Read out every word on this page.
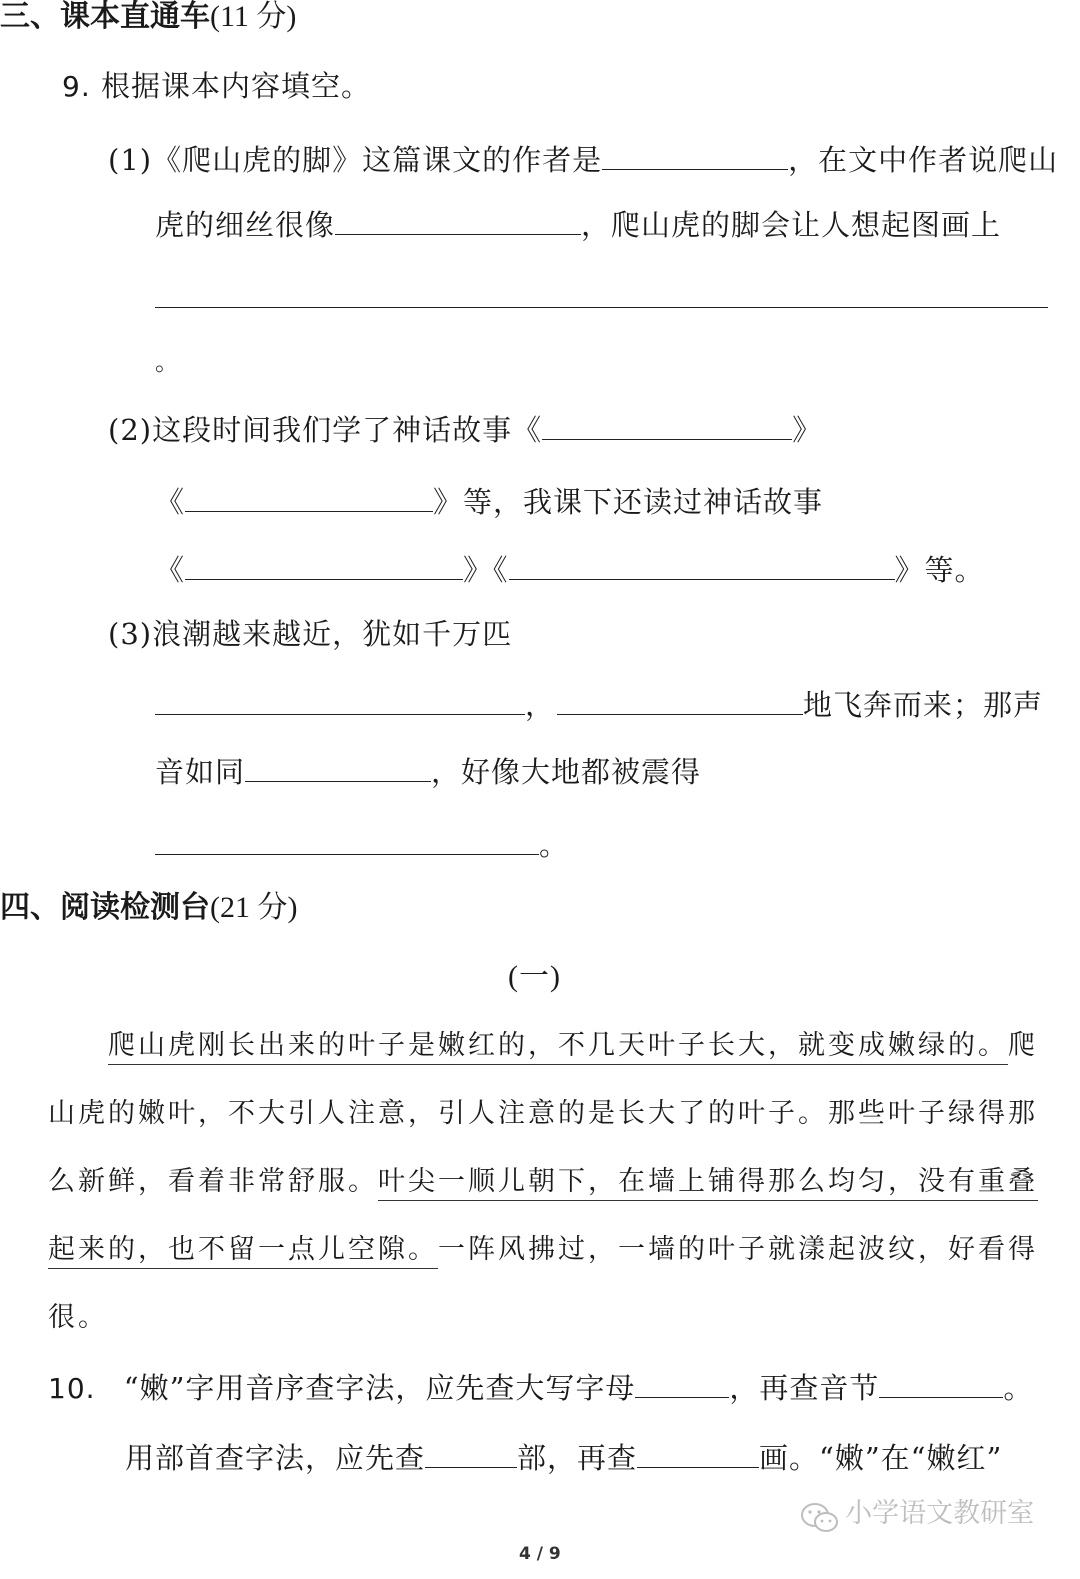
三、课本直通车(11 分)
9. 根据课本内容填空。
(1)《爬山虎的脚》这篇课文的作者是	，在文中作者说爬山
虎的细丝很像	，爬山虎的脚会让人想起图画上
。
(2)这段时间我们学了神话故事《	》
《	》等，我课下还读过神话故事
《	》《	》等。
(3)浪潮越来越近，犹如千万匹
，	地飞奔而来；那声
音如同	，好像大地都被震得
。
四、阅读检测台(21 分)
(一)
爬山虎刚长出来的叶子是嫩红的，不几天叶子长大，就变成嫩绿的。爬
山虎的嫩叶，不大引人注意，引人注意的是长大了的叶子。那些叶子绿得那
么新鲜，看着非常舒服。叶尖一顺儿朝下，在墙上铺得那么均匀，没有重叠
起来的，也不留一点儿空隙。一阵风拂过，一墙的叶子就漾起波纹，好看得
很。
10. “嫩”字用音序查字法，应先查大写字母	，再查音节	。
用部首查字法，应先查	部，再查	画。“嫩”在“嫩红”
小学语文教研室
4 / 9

--

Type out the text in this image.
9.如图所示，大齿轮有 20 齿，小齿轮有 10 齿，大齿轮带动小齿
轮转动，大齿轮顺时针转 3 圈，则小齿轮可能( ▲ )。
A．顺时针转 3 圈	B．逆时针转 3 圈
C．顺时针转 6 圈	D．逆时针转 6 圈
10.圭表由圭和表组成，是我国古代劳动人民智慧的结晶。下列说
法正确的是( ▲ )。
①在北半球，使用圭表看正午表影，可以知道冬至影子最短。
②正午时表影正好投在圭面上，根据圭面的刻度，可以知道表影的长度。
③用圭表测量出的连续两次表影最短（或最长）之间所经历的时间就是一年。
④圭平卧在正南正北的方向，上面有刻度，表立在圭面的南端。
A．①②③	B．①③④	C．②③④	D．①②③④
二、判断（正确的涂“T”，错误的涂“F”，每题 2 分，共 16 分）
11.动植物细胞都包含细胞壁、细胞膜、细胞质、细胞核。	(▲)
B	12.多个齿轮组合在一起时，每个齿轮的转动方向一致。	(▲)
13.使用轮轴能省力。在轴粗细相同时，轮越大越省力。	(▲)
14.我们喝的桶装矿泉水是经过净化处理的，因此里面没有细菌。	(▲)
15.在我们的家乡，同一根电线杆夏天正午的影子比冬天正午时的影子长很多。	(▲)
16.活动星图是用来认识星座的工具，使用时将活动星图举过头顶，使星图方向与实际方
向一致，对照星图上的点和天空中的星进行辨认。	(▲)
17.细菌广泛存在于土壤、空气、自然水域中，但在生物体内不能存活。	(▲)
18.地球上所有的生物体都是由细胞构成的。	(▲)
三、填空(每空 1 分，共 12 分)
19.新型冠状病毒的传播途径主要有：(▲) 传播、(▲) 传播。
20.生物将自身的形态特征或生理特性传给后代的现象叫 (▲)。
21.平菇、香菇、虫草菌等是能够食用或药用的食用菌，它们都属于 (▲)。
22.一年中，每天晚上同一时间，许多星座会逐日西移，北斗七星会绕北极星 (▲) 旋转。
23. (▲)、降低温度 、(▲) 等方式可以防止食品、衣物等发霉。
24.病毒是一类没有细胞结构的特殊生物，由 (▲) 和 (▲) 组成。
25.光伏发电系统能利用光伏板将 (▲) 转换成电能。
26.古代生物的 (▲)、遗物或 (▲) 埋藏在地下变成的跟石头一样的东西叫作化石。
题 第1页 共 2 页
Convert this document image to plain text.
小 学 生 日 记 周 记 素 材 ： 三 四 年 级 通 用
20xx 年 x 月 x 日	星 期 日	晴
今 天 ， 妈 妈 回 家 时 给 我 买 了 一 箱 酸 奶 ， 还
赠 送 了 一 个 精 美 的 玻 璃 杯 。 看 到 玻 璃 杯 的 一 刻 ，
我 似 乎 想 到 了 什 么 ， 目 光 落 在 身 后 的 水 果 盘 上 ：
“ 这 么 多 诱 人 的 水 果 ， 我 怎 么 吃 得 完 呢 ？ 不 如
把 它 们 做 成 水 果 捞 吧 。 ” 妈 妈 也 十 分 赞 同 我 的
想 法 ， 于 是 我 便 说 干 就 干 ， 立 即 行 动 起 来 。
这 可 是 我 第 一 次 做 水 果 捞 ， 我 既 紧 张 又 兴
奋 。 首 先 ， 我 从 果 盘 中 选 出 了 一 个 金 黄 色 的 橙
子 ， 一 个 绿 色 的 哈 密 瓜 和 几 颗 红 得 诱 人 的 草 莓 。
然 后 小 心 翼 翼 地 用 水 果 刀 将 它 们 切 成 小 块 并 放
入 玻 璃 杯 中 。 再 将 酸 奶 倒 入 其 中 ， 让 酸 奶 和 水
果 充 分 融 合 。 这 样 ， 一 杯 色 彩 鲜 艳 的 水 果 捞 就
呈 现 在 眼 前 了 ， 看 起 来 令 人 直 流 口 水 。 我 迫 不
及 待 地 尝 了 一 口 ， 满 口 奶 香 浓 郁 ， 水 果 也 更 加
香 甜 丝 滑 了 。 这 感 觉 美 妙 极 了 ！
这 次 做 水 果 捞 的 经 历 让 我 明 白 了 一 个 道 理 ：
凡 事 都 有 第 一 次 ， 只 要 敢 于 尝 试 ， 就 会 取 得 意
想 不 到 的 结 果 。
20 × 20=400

---

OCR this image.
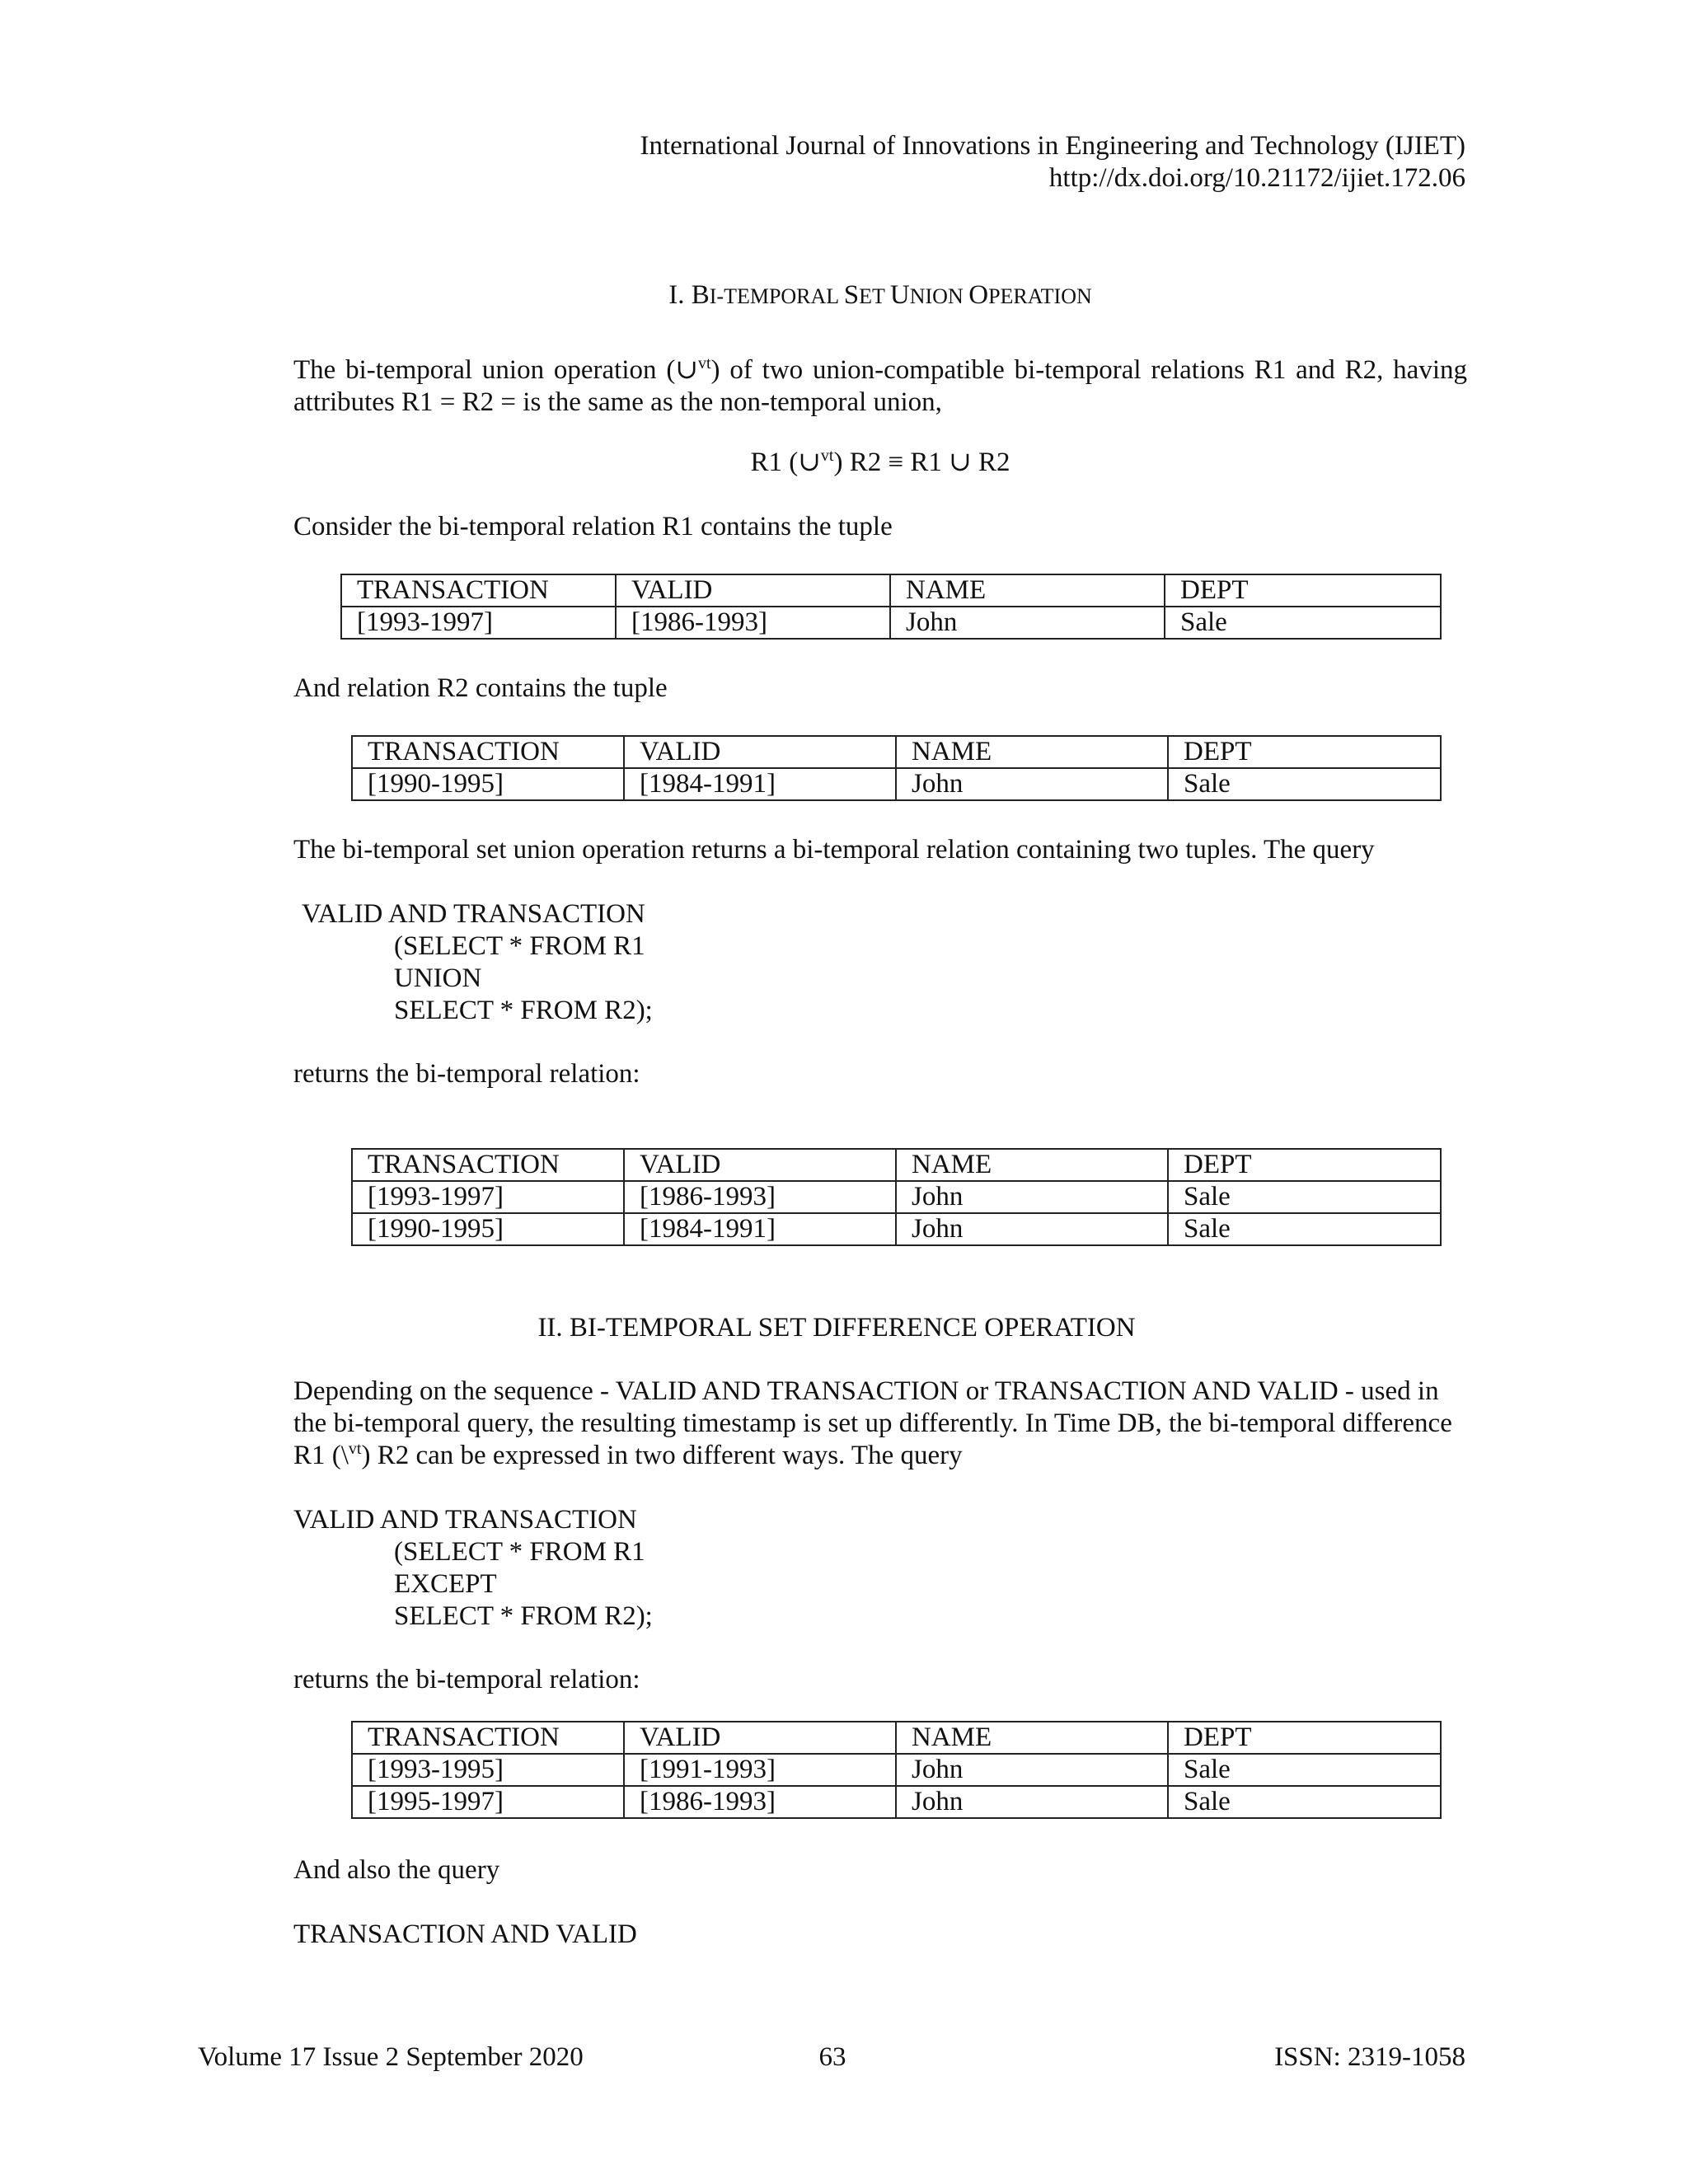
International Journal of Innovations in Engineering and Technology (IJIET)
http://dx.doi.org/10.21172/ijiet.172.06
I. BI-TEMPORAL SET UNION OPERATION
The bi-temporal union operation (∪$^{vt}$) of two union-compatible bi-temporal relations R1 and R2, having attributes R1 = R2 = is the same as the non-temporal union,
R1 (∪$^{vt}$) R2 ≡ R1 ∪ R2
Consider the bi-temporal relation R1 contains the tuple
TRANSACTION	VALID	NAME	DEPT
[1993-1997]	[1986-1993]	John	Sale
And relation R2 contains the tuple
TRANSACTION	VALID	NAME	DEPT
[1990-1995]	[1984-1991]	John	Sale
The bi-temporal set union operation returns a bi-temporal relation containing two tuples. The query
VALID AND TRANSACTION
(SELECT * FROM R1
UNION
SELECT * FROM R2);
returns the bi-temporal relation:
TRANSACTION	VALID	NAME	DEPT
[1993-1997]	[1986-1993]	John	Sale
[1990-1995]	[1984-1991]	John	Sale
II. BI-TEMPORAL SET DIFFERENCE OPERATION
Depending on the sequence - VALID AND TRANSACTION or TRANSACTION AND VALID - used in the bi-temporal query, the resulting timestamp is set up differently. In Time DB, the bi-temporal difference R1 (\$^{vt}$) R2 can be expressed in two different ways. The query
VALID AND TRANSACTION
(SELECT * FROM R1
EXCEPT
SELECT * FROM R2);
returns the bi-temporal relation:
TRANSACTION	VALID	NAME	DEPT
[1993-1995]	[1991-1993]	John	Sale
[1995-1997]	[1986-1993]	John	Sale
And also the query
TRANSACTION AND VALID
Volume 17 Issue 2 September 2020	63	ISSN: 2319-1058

What you should do ▸ Only the number is wanted: how many lines of the material above include the word "contains"?

Response for this exercise ▸ 2